Excerpted text:
§
Just as reduction is a better alternative to accumulation when the accumulator variable is a simple value, there's also a better alternative when the accumulator result is a more complex data structure. The building blocks of reduction are an identity value and a means of combining two values into a new value; the analogues for mutable reduction are:

  • A means of producing an empty result container
  • A means of incorporating a new element into a result container
  • A means of merging two result containers

These building blocks can be easily expressed as functions. The third of these functions enables mutable reduction to occur in parallel: You can partition the data set, produce an intermediate accumulation for each section, and then merge the intermediate results. The Streams library has a collect() method that takes these three functions:

<R> collect(Supplier<R> resultSupplier,
            BiConsumer<R, T> accumulator, 
            BiConsumer<R, R> combiner)

In the preceding section, you saw an example of using reduction to compute string concatenation. That idiom produces the correct result, but — because strings are immutable in Java and concatenation entails copying the whole string — it will have O(n2) runtime (some strings will be copied many times). You can express string concatenation more efficiently by collecting into a StringBuilder:

StringBuilder concat = strings.stream()
                              .collect(() -> new StringBuilder(),
                                       (sb, s) -> sb.append(s),
                                       (sb, sb2) -> sb.append(sb2));

This approach uses a StringBuilder as the result container. The three functions passed to collect() use the default constructor to create an empty container, the append(String) method to add an element to the container, and the append(StringBuilder) method to merge one container into another. This code is probably better expressed using method references rather than lambdas:

StringBuilder concat = strings.stream()
                              .collect(StringBuilder::new,
                                       StringBuilder::append,
                                       StringBuilder::append);

Similarly, to collect a stream into a HashSet, you could do this:

Set<String> uniqueStrings = strings.stream()
                                   .collect(HashSet::new,
                                            HashSet::add,
                                            HashSet::addAll);

In this version, the result container is a HashSet rather than a StringBuilder, but the approach is the same: Use the default constructor to create a new result container, the add() method to incorporate a new element to the set, and the addAll() method to merge two sets. It's easy to see how to adapt this code to any other sort of collection.
§
Dataset extract:
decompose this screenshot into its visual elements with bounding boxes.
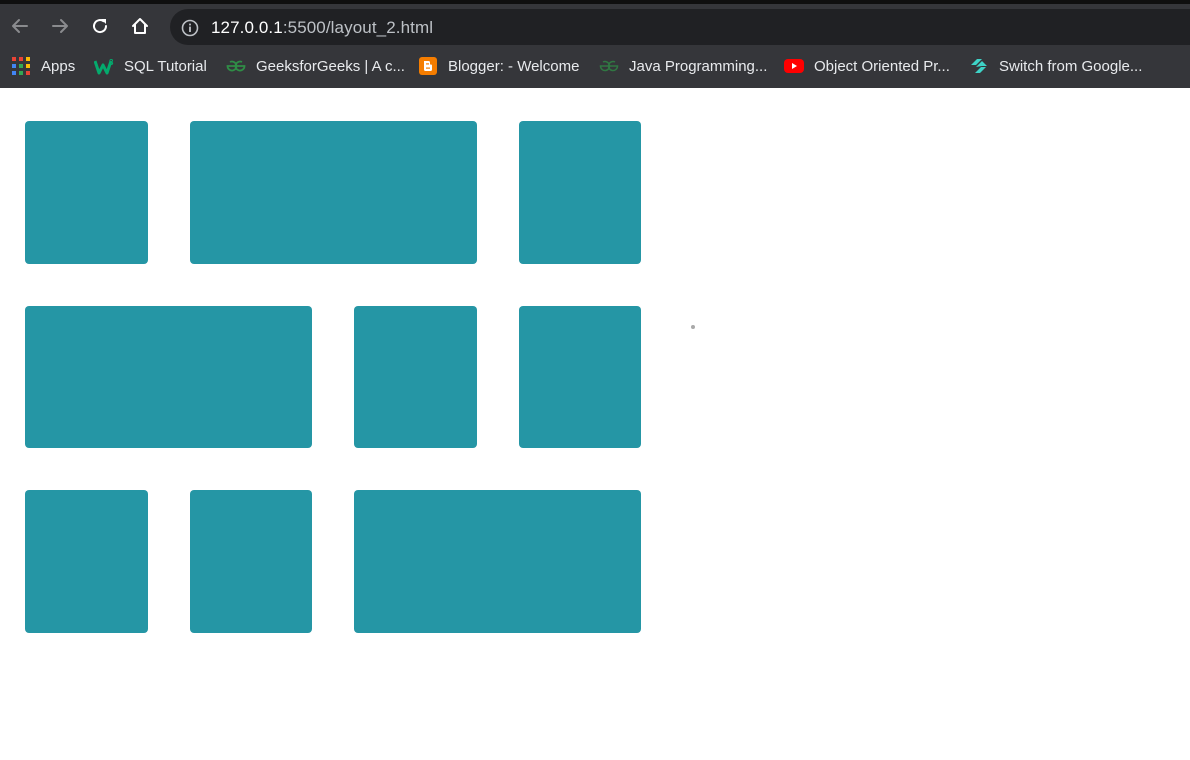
§
Set problem 1:
In the text on mutable reduction with Java streams, which method merges two sets when a stream is collected into a HashSet?
Set problem 2:
Carry on the text on mutable reduction with Java streams, starting after its last sentence.

Written response 1:
The addAll() method.

Written response 2:
You might think, because a mutable result container (a StringBuilder or HashSet) is being used, that this is also an example of the accumulator antipattern. However, that's not the case. The analogue of the accumulator antipattern in this case would be:

Set<String> set = new HashSet<>();
strings.stream().forEach(s -> set.add(s));

Collectors can be composed together to perform more complex aggregations.

Just as reduction can parallelize safely provided the combining function is associative and free of interfering side effects, mutable reduction with Stream.collect() can parallelize safely if it meets certain simple consistency requirements (outlined in the specification for collect()). The key difference is that, with the forEach() version, multiple threads are trying to access a single result container simultaneously, whereas with parallel collect(), each thread has its own local result container, the results of which are merged afterward.

Collectors

The relationship among the three functions passed to collect()— creating, populating, and merging result containers — is important enough to be given its own abstraction, Collector, along with a corresponding simplified version of collect(). The string-concatenation example can be rewritten as:

String concat = strings.stream().collect(Collectors.joining());

And the collect-to-set example can be rewritten as:

Set<String> uniqueStrings = strings.stream().collect(Collectors.toSet());

The Collectors class contains factories for many common aggregation operations, such as accumulation to collections, string concatenation, reduction and other summary computation, and the creation of summary tables (via groupingBy()). Table 1 contains a partial list of built-in collectors, and if these aren't sufficient, it's easy to write your own (see the "Custom collectors" section).

Table 1. Built-in collectors
CollectorBehavior
toList() Collect the elements to a List.
toSet() Collect the elements to a Set.
toCollection(Supplier<Collection>) Collect the elements to a specific kind of Collection.
toMap(Function<T, K>, Function<T, V>) Collect the elements to a Map, transforming the elements into keys and values according to the provided mapping functions.
summingInt(ToIntFunction<T>) Compute the sum of applying the provided int-valued mapping function to each element (also versions for long and double).
summarizingInt(ToIntFunction<T>) Compute the sum, min, max, count, and average of the results of applying the provided int-valued mapping function to each element (also versions for long and double).
reducing() Apply a reduction to the elements (usually used as a downstream collector, such as with groupingBy) (various versions).
partitioningBy(Predicate<T>) Divide the elements into two groups: those for which the supplied predicate holds and those for which it doesn't.
partitioningBy(Predicate<T>, Collector) Partition the elements, and process each partition with the specified downstream collector.
groupingBy(Function<T,U>) Group elements into a Map whose keys are the provided function applied to the elements of the stream, and whose values are lists of elements that share that key.
groupingBy(Function<T,U>, Collector) Group the elements, and process the values associated with each group with the specified downstream collector.
minBy(BinaryOperator<T>) Compute the minimal value of the elements (also maxBy()).
mapping(Function<T,U>, Collector) Apply the provided mapping function to each element, and process with the specified downstream collector (usually used as a downstream collector itself, such as with groupingBy).
joining() Assuming elements of type String, join the elements into a string, possibly with a delimiter, prefix, and suffix.
counting() Compute the count of elements. (Usually used as a downstream collector.)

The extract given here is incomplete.